------ Given records
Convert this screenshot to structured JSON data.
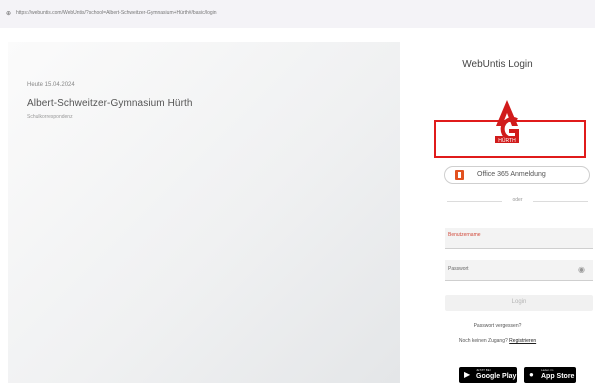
{
  "browser": {
    "url": "https://webuntis.com/WebUntis/?school=Albert-Schweitzer-Gymnasium+Hürth#/basic/login"
  },
  "left_panel": {
    "date": "Heute 15.04.2024",
    "school_name": "Albert-Schweitzer-Gymnasium Hürth",
    "subline": "Schulkorrespondenz"
  },
  "login": {
    "title": "WebUntis Login",
    "office_button": "Office 365 Anmeldung",
    "divider": "oder",
    "username_label": "Benutzername",
    "password_label": "Passwort",
    "login_button": "Login",
    "forgot_password": "Passwort vergessen?",
    "no_account": "Noch keinen Zugang?",
    "register_link": "Registrieren"
  },
  "logo": {
    "text": "HÜRTH",
    "brand_color": "#d11b1b"
  },
  "stores": {
    "google_small": "JETZT BEI",
    "google_big": "Google Play",
    "apple_small": "Laden im",
    "apple_big": "App Store"
  },
  "colors": {
    "accent_red": "#e01b1b",
    "office_orange": "#e2511f"
  }
}
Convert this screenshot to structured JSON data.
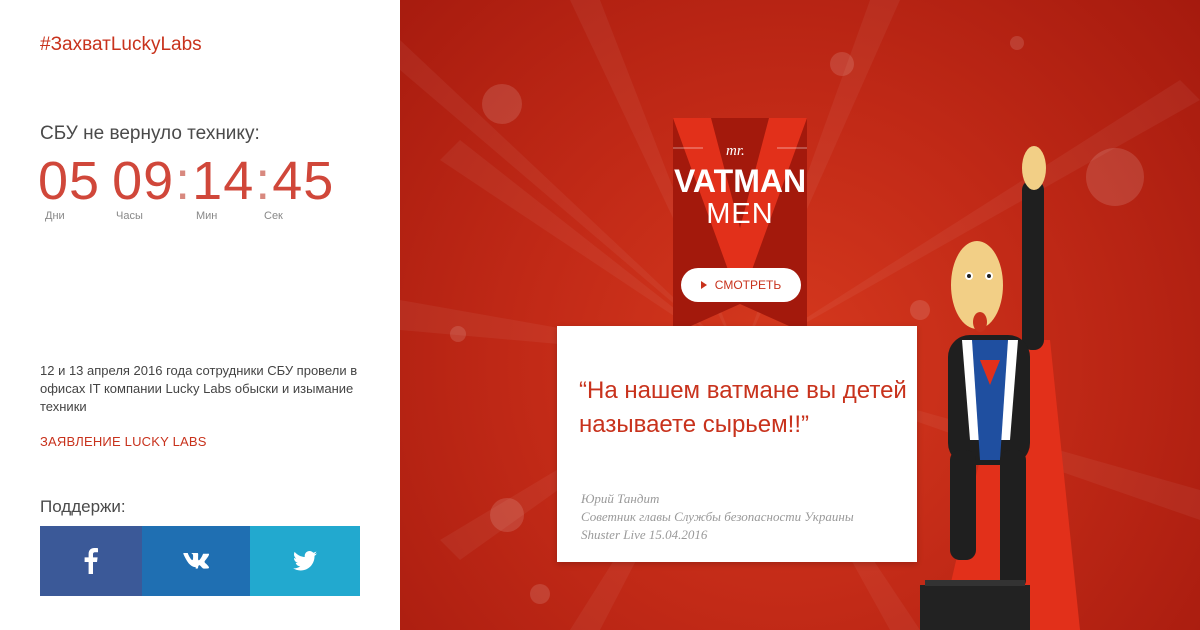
{
  "left": {
    "hashtag": "#ЗахватLuckyLabs",
    "subtitle": "СБУ не вернуло технику:",
    "timer": {
      "days": "05",
      "hours": "09",
      "minutes": "14",
      "seconds": "45"
    },
    "timer_labels": {
      "days": "Дни",
      "hours": "Часы",
      "minutes": "Мин",
      "seconds": "Сек"
    },
    "description": "12 и 13 апреля 2016 года сотрудники СБУ провели в офисах IT компании Lucky Labs обыски и изымание техники",
    "statement_link": "ЗАЯВЛЕНИЕ LUCKY LABS",
    "support_label": "Поддержи:",
    "share": [
      {
        "network": "facebook",
        "icon": "facebook-icon",
        "color": "#3b5998"
      },
      {
        "network": "vk",
        "icon": "vk-icon",
        "color": "#1f6fb2"
      },
      {
        "network": "twitter",
        "icon": "twitter-icon",
        "color": "#22a9cf"
      }
    ]
  },
  "right": {
    "brand": {
      "mr": "mr.",
      "title": "VATMAN",
      "subtitle": "MEN"
    },
    "watch_button": "СМОТРЕТЬ",
    "quote": "“На нашем ватмане вы детей называете сырьем!!”",
    "author": {
      "name": "Юрий Тандит",
      "position": "Советник главы Службы безопасности Украины",
      "source": "Shuster Live 15.04.2016"
    }
  },
  "colors": {
    "accent": "#c8321c",
    "background_red": "#c22a17"
  }
}
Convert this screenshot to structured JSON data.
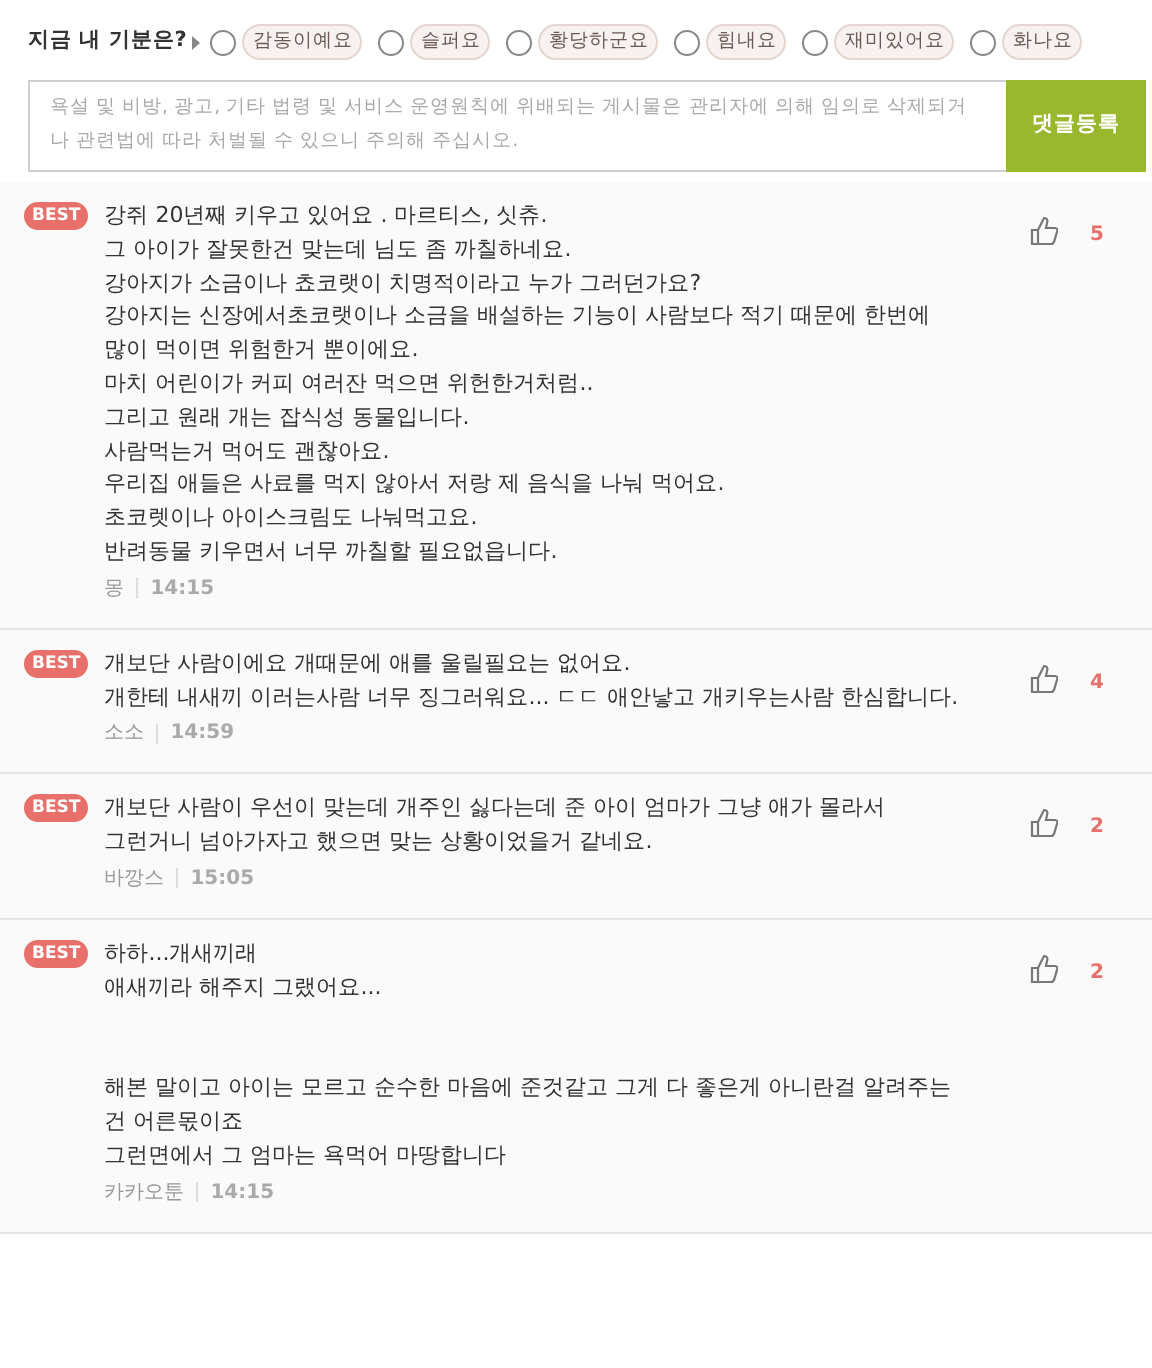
{
  "mood": {
    "label": "지금 내 기분은?",
    "options": [
      {
        "label": "감동이예요",
        "selected": false
      },
      {
        "label": "슬퍼요",
        "selected": false
      },
      {
        "label": "황당하군요",
        "selected": false
      },
      {
        "label": "힘내요",
        "selected": false
      },
      {
        "label": "재미있어요",
        "selected": false
      },
      {
        "label": "화나요",
        "selected": false
      }
    ]
  },
  "comment_form": {
    "placeholder": "욕설 및 비방, 광고, 기타 법령 및 서비스 운영원칙에 위배되는 게시물은 관리자에 의해 임의로 삭제되거나 관련법에 따라 처벌될 수 있으니 주의해 주십시오.",
    "submit": "댓글등록"
  },
  "comments": [
    {
      "badge": "BEST",
      "text": "강쥐 20년째 키우고 있어요 . 마르티스, 싯츄.\n그 아이가 잘못한건 맞는데 님도 좀 까칠하네요.\n강아지가 소금이나 쵸코랫이 치명적이라고 누가 그러던가요?\n강아지는 신장에서초코랫이나 소금을 배설하는 기능이 사람보다 적기 때문에 한번에 많이 먹이면 위험한거 뿐이에요.\n마치 어린이가 커피 여러잔 먹으면 위헌한거처럼..\n그리고 원래 개는 잡식성 동물입니다.\n사람먹는거 먹어도 괜찮아요.\n우리집 애들은 사료를 먹지 않아서 저랑 제 음식을 나눠 먹어요.\n초코렛이나 아이스크림도 나눠먹고요.\n반려동물 키우면서 너무 까칠할 필요없읍니다.",
      "author": "몽",
      "time": "14:15",
      "likes": "5"
    },
    {
      "badge": "BEST",
      "text": "개보단 사람이에요 개때문에 애를 울릴필요는 없어요.\n개한테 내새끼 이러는사람 너무 징그러워요... ㄷㄷ 애안낳고 개키우는사람 한심합니다.",
      "author": "소소",
      "time": "14:59",
      "likes": "4"
    },
    {
      "badge": "BEST",
      "text": "개보단 사람이 우선이 맞는데 개주인 싫다는데 준 아이 엄마가 그냥 애가 몰라서 그런거니 넘아가자고 했으면 맞는 상황이었을거 같네요.",
      "author": "바깡스",
      "time": "15:05",
      "likes": "2"
    },
    {
      "badge": "BEST",
      "text": "하하...개새끼래\n애새끼라 해주지 그랬어요...\n\n\n해본 말이고 아이는 모르고 순수한 마음에 준것같고 그게 다 좋은게 아니란걸 알려주는 건 어른몫이죠\n그런면에서 그 엄마는 욕먹어 마땅합니다",
      "author": "카카오툰",
      "time": "14:15",
      "likes": "2"
    }
  ]
}
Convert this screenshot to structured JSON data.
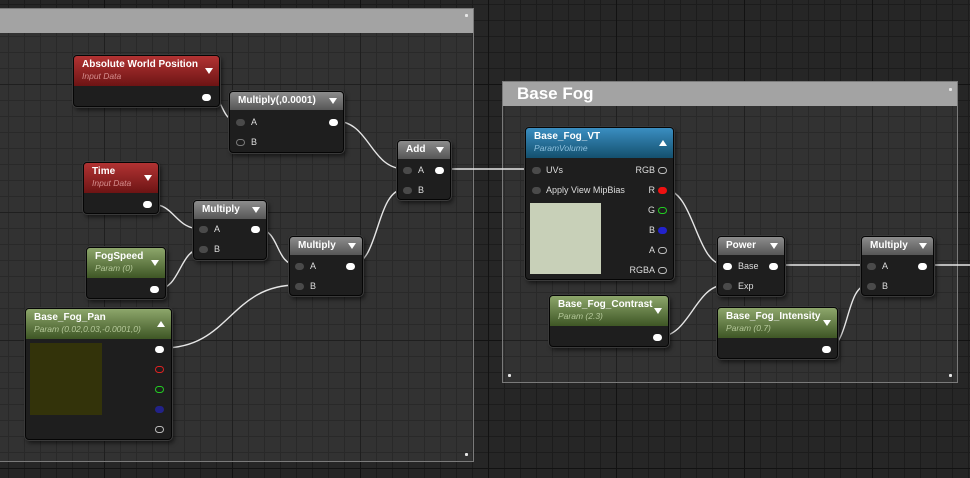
{
  "comments": {
    "base_fog_title": "Base Fog"
  },
  "nodes": {
    "abs_world_pos": {
      "title": "Absolute World Position",
      "subtitle": "Input Data"
    },
    "multiply_const": {
      "title": "Multiply(,0.0001)",
      "pin_a": "A",
      "pin_b": "B"
    },
    "time": {
      "title": "Time",
      "subtitle": "Input Data"
    },
    "multiply_1": {
      "title": "Multiply",
      "pin_a": "A",
      "pin_b": "B"
    },
    "fog_speed": {
      "title": "FogSpeed",
      "subtitle": "Param (0)"
    },
    "multiply_2": {
      "title": "Multiply",
      "pin_a": "A",
      "pin_b": "B"
    },
    "add": {
      "title": "Add",
      "pin_a": "A",
      "pin_b": "B"
    },
    "base_fog_pan": {
      "title": "Base_Fog_Pan",
      "subtitle": "Param (0.02,0.03,-0.0001,0)",
      "swatch_color": "#33330a"
    },
    "base_fog_vt": {
      "title": "Base_Fog_VT",
      "subtitle": "ParamVolume",
      "inputs": [
        "UVs",
        "Apply View MipBias"
      ],
      "outputs": [
        "RGB",
        "R",
        "G",
        "B",
        "A",
        "RGBA"
      ],
      "swatch_color": "#c8d0b8"
    },
    "base_fog_contrast": {
      "title": "Base_Fog_Contrast",
      "subtitle": "Param (2.3)"
    },
    "power": {
      "title": "Power",
      "pin_base": "Base",
      "pin_exp": "Exp"
    },
    "base_fog_intensity": {
      "title": "Base_Fog_Intensity",
      "subtitle": "Param (0.7)"
    },
    "multiply_3": {
      "title": "Multiply",
      "pin_a": "A",
      "pin_b": "B"
    }
  },
  "colors": {
    "input_node": "#9a2222",
    "param_node": "#5e7a3c",
    "texture_node": "#2a78a8",
    "math_node": "#747474",
    "wire": "#e6e6e6"
  },
  "icons": [
    "dropdown-caret-icon",
    "collapse-caret-icon",
    "pin-dot-icon"
  ]
}
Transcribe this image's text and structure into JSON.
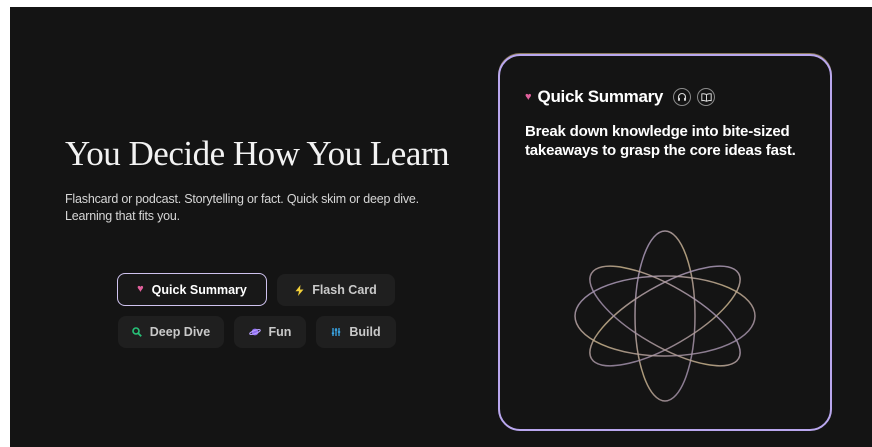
{
  "hero": {
    "title": "You Decide How You Learn",
    "subtitle": "Flashcard or podcast. Storytelling or fact. Quick skim or deep dive. Learning that fits you."
  },
  "modes": [
    {
      "label": "Quick Summary",
      "icon": "heart-icon",
      "color": "#e0609c",
      "active": true
    },
    {
      "label": "Flash Card",
      "icon": "lightning-icon",
      "color": "#f2d03a",
      "active": false
    },
    {
      "label": "Deep Dive",
      "icon": "magnifier-icon",
      "color": "#27c278",
      "active": false
    },
    {
      "label": "Fun",
      "icon": "planet-icon",
      "color": "#8f6cf0",
      "active": false
    },
    {
      "label": "Build",
      "icon": "sliders-icon",
      "color": "#3aa7e8",
      "active": false
    }
  ],
  "card": {
    "title": "Quick Summary",
    "description": "Break down knowledge into bite-sized takeaways to grasp the core ideas fast.",
    "icons": [
      "headphones-icon",
      "book-icon"
    ],
    "border_color": "#b9a7ee"
  },
  "colors": {
    "background": "#141414",
    "chip_background": "#1f1f1f",
    "accent_border": "#cfc3ef"
  }
}
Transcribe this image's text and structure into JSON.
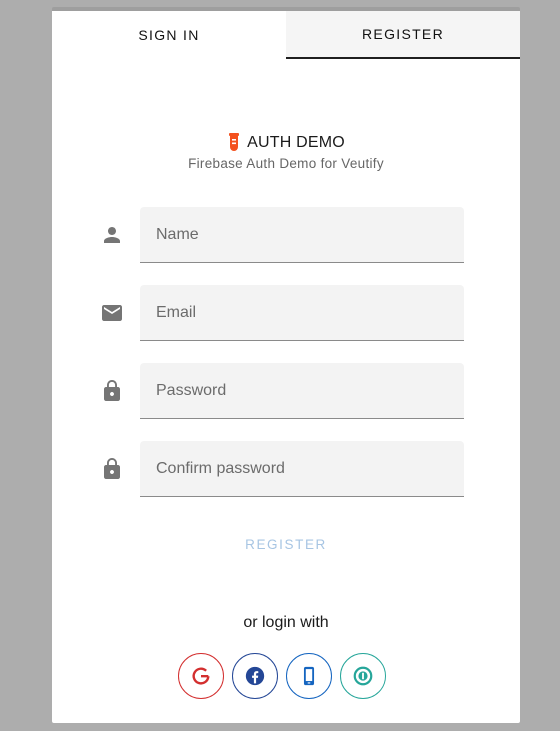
{
  "tabs": [
    {
      "label": "SIGN IN",
      "active": true
    },
    {
      "label": "REGISTER",
      "active": false
    }
  ],
  "brand": {
    "title": "AUTH DEMO",
    "subtitle": "Firebase Auth Demo for Veutify",
    "icon": "test-tube-icon",
    "icon_color": "#f4511e"
  },
  "fields": {
    "name": {
      "placeholder": "Name",
      "icon": "person-icon"
    },
    "email": {
      "placeholder": "Email",
      "icon": "email-icon"
    },
    "password": {
      "placeholder": "Password",
      "icon": "lock-icon"
    },
    "confirm": {
      "placeholder": "Confirm password",
      "icon": "lock-icon"
    }
  },
  "register_button": {
    "label": "REGISTER",
    "color": "#a7c5e3"
  },
  "or_login_with": "or login with",
  "social": [
    {
      "name": "google",
      "icon": "google-icon",
      "color": "#d32f2f"
    },
    {
      "name": "facebook",
      "icon": "facebook-icon",
      "color": "#244796"
    },
    {
      "name": "phone",
      "icon": "phone-icon",
      "color": "#1565c0"
    },
    {
      "name": "anonymous",
      "icon": "anonymous-icon",
      "color": "#26a69a"
    }
  ],
  "colors": {
    "background": "#adadad",
    "card": "#ffffff",
    "field": "#f3f3f3",
    "icon": "#757575"
  }
}
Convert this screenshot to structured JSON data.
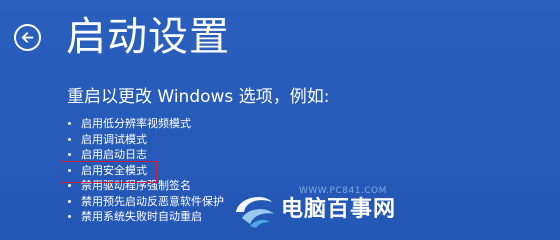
{
  "header": {
    "back_icon": "back-arrow-icon",
    "title": "启动设置"
  },
  "content": {
    "subtitle": "重启以更改 Windows 选项，例如:",
    "options": [
      "启用低分辨率视频模式",
      "启用调试模式",
      "启用启动日志",
      "启用安全模式",
      "禁用驱动程序强制签名",
      "禁用预先启动反恶意软件保护",
      "禁用系统失败时自动重启"
    ],
    "highlighted_option_index": 3
  },
  "watermark": {
    "url": "WWW.PC841.COM",
    "site_name": "电脑百事网",
    "logo_icon": "swirl-logo-icon"
  },
  "colors": {
    "background": "#2559b8",
    "text": "#ffffff",
    "highlight_border": "#c81e3c"
  }
}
------------
▶ [Directive] In the entries above, identify every line with the string "Summary".

▶ [Solution for this task]
      "label": "Quick Summary",
    "title": "Quick Summary",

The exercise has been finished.